▸ **SOURCE**
+===+

From: "Michael S. Tsirkin" <mst@redhat.com>
To: Rusty Russell <rusty@rustcorp.com.au>
Cc: virtualization@lists.linux-foundation.org
Subject: Re: vhost questions.
Date: Mon, 18 Mar 2013 10:06:56 +0200 [thread overview]
Message-ID: <20130318080656.GA4512@redhat.com> (raw)
In-Reply-To: <87y5dlsf8e.fsf@rustcorp.com.au>
On Mon, Mar 18, 2013 at 11:20:41AM +1030, Rusty Russell wrote:
> "Michael S. Tsirkin" <mst@redhat.com> writes:
> > On Thu, Mar 14, 2013 at 05:08:22PM +1030, Rusty Russell wrote:
> >> "Michael S. Tsirkin" <mst@redhat.com> writes:
> >> > On Wed, Mar 13, 2013 at 05:19:51PM +1030, Rusty Russell wrote:
> >> >> OK, I've been trying to read the vhost and vhost net code, and I'm
> >> >> struggling with basic questions.
> >> >>
> >> >> 1) Why do we allow userspace to change an already-set-up vhost device?
> >> >> Why not have:
> >> >> open()
> >> >> ioctl(VHOST_GET_FEATURES)
> >> >> ioctl(VHOST_SET_VRING) x n (sets num, addresses, kick/call/err fds)
> >> >> ioctl(VHOST_NET_SETUP)
> >> >> ...
> >> >> close()
> >> >>
> >> >> You're not allowed to call things twice: to reset, you close and
> >> >> reopen. That would save a lot of code which I'm not sure is correct
> >> >> anyway.
> >> >
> >> > This won't work for the usecases we have in qemu.
> >> > The way things are setup currently, qemu typically does not have
> >> > the rights to open any char devices, instead it is passed an fd.
> >>
> >> Ah, because creating a vhost fd is privileged? Why? Because it creates
> >> a kernel thread? Why?
> >>
> >> Using a model where a userspace process/thread manages the ring (even if
> >> it spends 99.99% of its time in the kernel) would avoid this. This is
> >> how KVM itself works, it's no longer privileged.

+===+

▸ **SET EXERCISE**
Reproduce the stretch of the vhost thread from "Date: Mon, 18" through "already-set-up vhost device?", changing "vhost" to "virtio host" throughout.

▸ **DATA SECTION**
+===+

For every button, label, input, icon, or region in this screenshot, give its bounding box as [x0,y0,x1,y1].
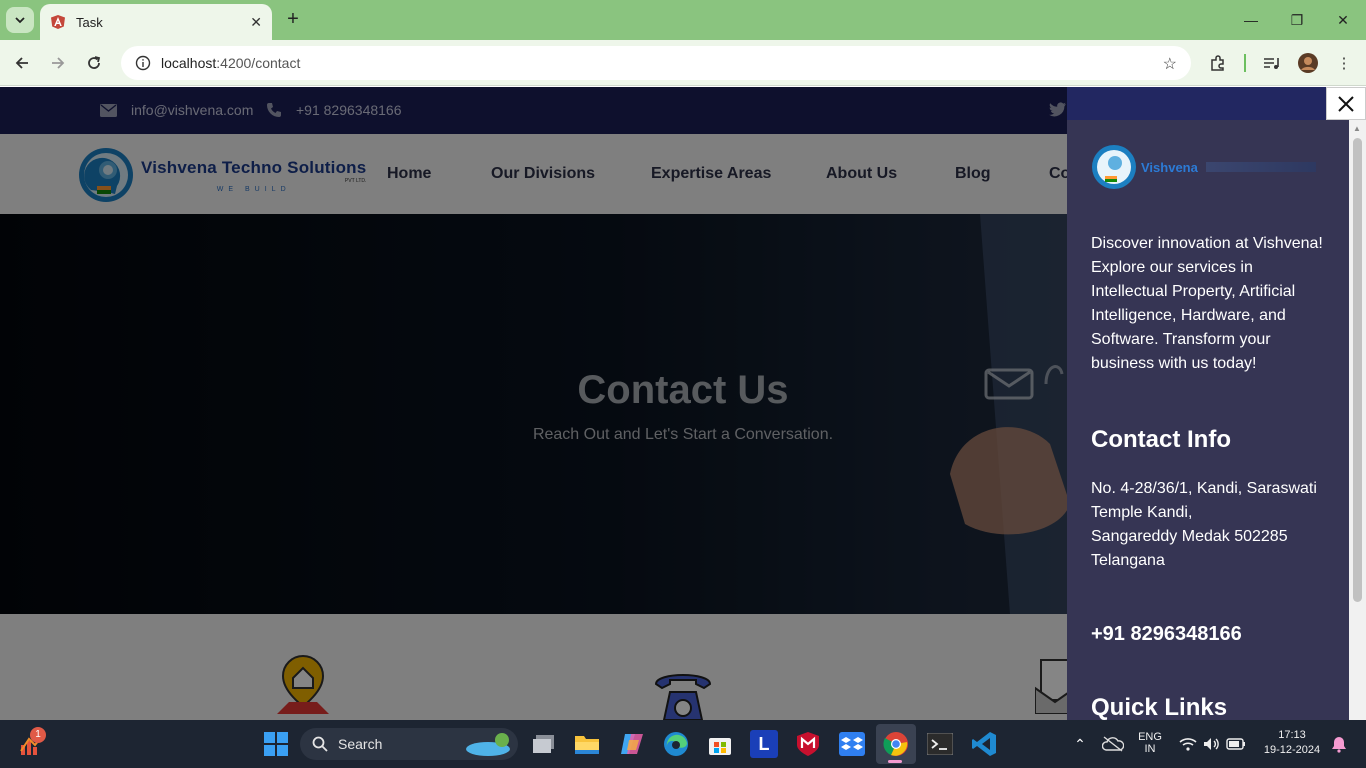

+===+

▸ **RESPONSE TO THIS EXERCISE**
Date: Mon, 18 Mar 2013 10:06:56 +0200 [thread overview]
Message-ID: <20130318080656.GA4512@redhat.com> (raw)
In-Reply-To: <87y5dlsf8e.fsf@rustcorp.com.au>
On Mon, Mar 18, 2013 at 11:20:41AM +1030, Rusty Russell wrote:
> "Michael S. Tsirkin" <mst@redhat.com> writes:
> > On Thu, Mar 14, 2013 at 05:08:22PM +1030, Rusty Russell wrote:
> >> "Michael S. Tsirkin" <mst@redhat.com> writes:
> >> > On Wed, Mar 13, 2013 at 05:19:51PM +1030, Rusty Russell wrote:
> >> >> OK, I've been trying to read the virtio host and virtio host net code, and I'm
> >> >> struggling with basic questions.
> >> >>
> >> >> 1) Why do we allow userspace to change an already-set-up virtio host device?